_WHAT YOU NEED TO DO:_
Scan the data below and pick out the lines containing the word "亿吨标准煤".

start RECORDS SHOWN

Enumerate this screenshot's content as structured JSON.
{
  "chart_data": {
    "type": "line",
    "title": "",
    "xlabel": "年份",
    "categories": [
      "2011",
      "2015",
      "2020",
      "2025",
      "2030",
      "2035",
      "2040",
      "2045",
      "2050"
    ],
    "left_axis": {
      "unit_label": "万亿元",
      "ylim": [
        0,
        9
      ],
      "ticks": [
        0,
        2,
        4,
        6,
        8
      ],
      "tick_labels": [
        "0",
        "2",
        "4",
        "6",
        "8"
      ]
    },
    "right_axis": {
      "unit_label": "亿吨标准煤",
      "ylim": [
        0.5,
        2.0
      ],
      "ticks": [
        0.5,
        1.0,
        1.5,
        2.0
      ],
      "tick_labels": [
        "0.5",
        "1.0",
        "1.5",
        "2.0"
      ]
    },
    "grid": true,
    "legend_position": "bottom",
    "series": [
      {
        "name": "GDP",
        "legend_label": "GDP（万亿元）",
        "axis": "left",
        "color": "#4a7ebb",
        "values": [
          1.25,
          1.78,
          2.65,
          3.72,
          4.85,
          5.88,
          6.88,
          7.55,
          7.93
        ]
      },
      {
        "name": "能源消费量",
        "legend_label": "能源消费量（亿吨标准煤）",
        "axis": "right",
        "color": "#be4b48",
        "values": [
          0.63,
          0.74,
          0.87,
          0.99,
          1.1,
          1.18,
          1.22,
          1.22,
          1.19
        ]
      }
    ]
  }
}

end RECORDS SHOWN

_TASK OUTPUT:_
      "unit_label": "亿吨标准煤",
        "legend_label": "能源消费量（亿吨标准煤）",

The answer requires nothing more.